§ **Work required**: Show each line of the material below that contains the string "panel", copied in full. Matching is case-sensitive.

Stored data
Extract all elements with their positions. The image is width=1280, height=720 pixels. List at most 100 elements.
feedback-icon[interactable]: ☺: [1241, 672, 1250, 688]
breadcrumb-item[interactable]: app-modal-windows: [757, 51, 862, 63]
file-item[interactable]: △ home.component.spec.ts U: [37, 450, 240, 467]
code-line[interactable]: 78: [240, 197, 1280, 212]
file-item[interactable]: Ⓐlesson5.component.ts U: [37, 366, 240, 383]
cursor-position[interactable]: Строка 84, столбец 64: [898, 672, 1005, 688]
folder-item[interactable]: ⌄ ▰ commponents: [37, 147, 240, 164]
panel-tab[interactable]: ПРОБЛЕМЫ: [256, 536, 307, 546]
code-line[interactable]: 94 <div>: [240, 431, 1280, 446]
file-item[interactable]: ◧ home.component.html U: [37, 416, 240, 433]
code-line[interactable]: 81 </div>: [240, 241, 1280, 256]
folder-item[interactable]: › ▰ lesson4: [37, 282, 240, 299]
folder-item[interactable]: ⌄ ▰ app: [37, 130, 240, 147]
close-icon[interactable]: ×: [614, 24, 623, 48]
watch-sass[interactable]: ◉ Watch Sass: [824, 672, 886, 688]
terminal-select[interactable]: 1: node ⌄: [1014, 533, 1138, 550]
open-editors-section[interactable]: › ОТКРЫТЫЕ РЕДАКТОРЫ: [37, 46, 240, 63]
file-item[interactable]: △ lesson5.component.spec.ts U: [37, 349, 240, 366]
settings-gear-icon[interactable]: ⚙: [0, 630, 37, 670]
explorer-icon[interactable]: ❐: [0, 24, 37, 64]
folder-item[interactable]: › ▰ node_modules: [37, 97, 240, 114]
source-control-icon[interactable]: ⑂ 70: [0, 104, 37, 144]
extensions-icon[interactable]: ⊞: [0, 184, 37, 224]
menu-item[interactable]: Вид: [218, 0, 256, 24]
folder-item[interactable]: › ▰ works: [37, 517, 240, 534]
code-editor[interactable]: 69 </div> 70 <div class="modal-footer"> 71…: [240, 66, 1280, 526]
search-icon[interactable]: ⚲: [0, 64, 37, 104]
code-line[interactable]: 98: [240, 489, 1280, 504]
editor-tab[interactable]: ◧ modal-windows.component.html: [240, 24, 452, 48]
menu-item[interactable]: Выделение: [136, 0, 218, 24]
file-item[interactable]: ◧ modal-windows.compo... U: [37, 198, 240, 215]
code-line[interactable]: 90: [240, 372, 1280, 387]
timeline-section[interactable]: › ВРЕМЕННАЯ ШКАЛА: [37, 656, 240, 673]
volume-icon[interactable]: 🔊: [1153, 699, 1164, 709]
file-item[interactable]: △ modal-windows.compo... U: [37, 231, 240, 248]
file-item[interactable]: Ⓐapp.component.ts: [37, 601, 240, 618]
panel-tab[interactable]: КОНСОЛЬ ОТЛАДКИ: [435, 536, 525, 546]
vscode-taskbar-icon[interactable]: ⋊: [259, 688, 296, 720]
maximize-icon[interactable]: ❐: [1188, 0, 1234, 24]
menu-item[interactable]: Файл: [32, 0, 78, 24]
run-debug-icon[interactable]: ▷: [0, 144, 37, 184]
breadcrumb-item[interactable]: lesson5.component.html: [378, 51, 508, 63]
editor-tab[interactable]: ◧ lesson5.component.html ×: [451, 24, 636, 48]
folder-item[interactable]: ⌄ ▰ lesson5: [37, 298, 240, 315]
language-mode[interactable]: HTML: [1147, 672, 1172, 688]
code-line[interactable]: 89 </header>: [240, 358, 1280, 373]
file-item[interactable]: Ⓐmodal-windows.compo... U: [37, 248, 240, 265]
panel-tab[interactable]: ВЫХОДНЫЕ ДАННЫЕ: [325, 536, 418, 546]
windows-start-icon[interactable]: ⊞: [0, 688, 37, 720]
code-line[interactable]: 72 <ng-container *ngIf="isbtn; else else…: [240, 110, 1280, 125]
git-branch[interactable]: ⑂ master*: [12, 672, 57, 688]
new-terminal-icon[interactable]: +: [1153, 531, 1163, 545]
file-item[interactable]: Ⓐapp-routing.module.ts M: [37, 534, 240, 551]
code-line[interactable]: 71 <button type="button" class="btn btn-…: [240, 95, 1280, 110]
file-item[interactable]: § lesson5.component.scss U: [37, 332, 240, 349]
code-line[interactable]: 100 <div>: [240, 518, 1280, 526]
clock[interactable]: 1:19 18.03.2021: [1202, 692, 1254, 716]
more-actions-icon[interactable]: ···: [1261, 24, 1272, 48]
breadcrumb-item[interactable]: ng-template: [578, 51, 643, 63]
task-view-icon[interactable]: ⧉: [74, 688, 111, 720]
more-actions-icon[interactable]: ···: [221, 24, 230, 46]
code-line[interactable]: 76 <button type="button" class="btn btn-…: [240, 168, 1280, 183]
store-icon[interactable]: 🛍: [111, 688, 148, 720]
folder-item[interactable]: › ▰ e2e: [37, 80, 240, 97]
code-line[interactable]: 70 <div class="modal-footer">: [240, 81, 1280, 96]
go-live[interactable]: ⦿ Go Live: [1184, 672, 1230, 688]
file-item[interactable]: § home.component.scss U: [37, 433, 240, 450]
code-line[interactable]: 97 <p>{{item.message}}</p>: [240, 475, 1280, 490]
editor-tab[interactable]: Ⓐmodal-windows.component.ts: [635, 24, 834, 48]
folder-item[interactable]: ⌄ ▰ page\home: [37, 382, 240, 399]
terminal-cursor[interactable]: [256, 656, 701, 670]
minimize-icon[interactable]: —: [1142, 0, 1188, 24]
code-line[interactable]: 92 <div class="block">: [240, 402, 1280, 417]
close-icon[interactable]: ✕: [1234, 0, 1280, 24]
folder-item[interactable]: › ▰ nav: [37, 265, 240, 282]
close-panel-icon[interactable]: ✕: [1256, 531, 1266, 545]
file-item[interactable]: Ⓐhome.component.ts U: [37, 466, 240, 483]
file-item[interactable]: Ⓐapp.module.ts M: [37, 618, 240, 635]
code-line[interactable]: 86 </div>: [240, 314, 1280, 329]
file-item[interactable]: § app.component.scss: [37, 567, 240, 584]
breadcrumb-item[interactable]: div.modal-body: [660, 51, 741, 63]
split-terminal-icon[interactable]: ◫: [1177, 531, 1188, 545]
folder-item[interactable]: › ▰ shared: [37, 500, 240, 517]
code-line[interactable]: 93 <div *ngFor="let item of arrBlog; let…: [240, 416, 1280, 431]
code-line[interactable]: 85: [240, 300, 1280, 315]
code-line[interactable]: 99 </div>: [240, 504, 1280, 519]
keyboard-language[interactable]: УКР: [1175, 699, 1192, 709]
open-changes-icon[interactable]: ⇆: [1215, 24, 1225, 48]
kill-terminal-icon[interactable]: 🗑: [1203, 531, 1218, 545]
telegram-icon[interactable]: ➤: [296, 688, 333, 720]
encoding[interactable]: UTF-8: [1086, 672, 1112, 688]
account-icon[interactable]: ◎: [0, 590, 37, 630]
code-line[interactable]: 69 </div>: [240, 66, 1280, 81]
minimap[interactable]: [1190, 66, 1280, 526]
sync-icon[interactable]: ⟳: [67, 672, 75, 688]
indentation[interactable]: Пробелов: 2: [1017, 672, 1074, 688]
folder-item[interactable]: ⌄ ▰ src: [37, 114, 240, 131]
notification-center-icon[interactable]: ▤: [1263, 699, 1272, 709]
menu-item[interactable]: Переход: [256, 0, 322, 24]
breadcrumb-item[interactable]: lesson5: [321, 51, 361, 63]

§ **Written reply**:
panel-tab[interactable]: ПРОБЛЕМЫ: [256, 536, 307, 546]
panel-tab[interactable]: КОНСОЛЬ ОТЛАДКИ: [435, 536, 525, 546]
panel-tab[interactable]: ВЫХОДНЫЕ ДАННЫЕ: [325, 536, 418, 546]
close-panel-icon[interactable]: ✕: [1256, 531, 1266, 545]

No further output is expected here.